- Problem
Copy every entry word for word. Skip the pictures.

[Saved entries]
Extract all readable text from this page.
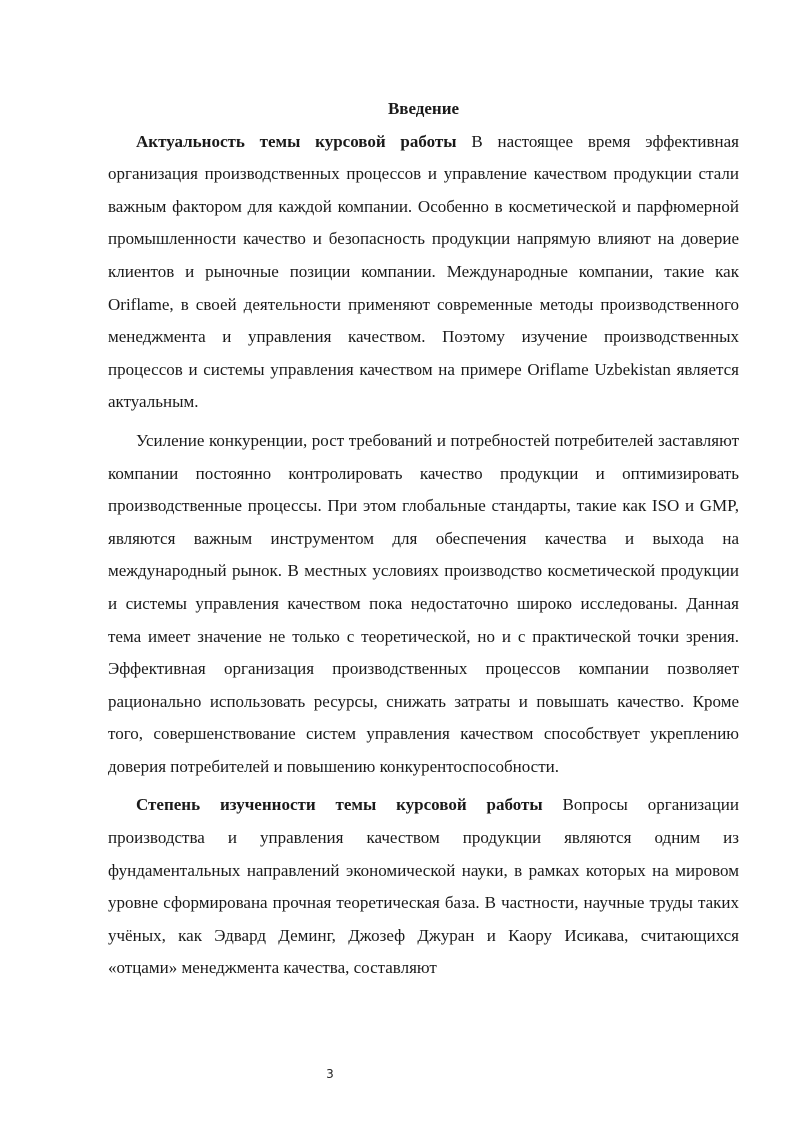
Введение

Актуальность темы курсовой работы В настоящее время эффективная организация производственных процессов и управление качеством продукции стали важным фактором для каждой компании. Особенно в косметической и парфюмерной промышленности качество и безопасность продукции напрямую влияют на доверие клиентов и рыночные позиции компании. Международные компании, такие как Oriflame, в своей деятельности применяют современные методы производственного менеджмента и управления качеством. Поэтому изучение производственных процессов и системы управления качеством на примере Oriflame Uzbekistan является актуальным.

Усиление конкуренции, рост требований и потребностей потребителей заставляют компании постоянно контролировать качество продукции и оптимизировать производственные процессы. При этом глобальные стандарты, такие как ISO и GMP, являются важным инструментом для обеспечения качества и выхода на международный рынок. В местных условиях производство косметической продукции и системы управления качеством пока недостаточно широко исследованы. Данная тема имеет значение не только с теоретической, но и с практической точки зрения. Эффективная организация производственных процессов компании позволяет рационально использовать ресурсы, снижать затраты и повышать качество. Кроме того, совершенствование систем управления качеством способствует укреплению доверия потребителей и повышению конкурентоспособности.

Степень изученности темы курсовой работы Вопросы организации производства и управления качеством продукции являются одним из фундаментальных направлений экономической науки, в рамках которых на мировом уровне сформирована прочная теоретическая база. В частности, научные труды таких учёных, как Эдвард Деминг, Джозеф Джуран и Каору Исикава, считающихся «отцами» менеджмента качества, составляют

3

- Result
Extract all readable text from this page.
Введение

Актуальность темы курсовой работы В настоящее время эффективная организация производственных процессов и управление качеством продукции стали важным фактором для каждой компании. Особенно в косметической и парфюмерной промышленности качество и безопасность продукции напрямую влияют на доверие клиентов и рыночные позиции компании. Международные компании, такие как Oriflame, в своей деятельности применяют современные методы производственного менеджмента и управления качеством. Поэтому изучение производственных процессов и системы управления качеством на примере Oriflame Uzbekistan является актуальным.

Усиление конкуренции, рост требований и потребностей потребителей заставляют компании постоянно контролировать качество продукции и оптимизировать производственные процессы. При этом глобальные стандарты, такие как ISO и GMP, являются важным инструментом для обеспечения качества и выхода на международный рынок. В местных условиях производство косметической продукции и системы управления качеством пока недостаточно широко исследованы. Данная тема имеет значение не только с теоретической, но и с практической точки зрения. Эффективная организация производственных процессов компании позволяет рационально использовать ресурсы, снижать затраты и повышать качество. Кроме того, совершенствование систем управления качеством способствует укреплению доверия потребителей и повышению конкурентоспособности.

Степень изученности темы курсовой работы Вопросы организации производства и управления качеством продукции являются одним из фундаментальных направлений экономической науки, в рамках которых на мировом уровне сформирована прочная теоретическая база. В частности, научные труды таких учёных, как Эдвард Деминг, Джозеф Джуран и Каору Исикава, считающихся «отцами» менеджмента качества, составляют

3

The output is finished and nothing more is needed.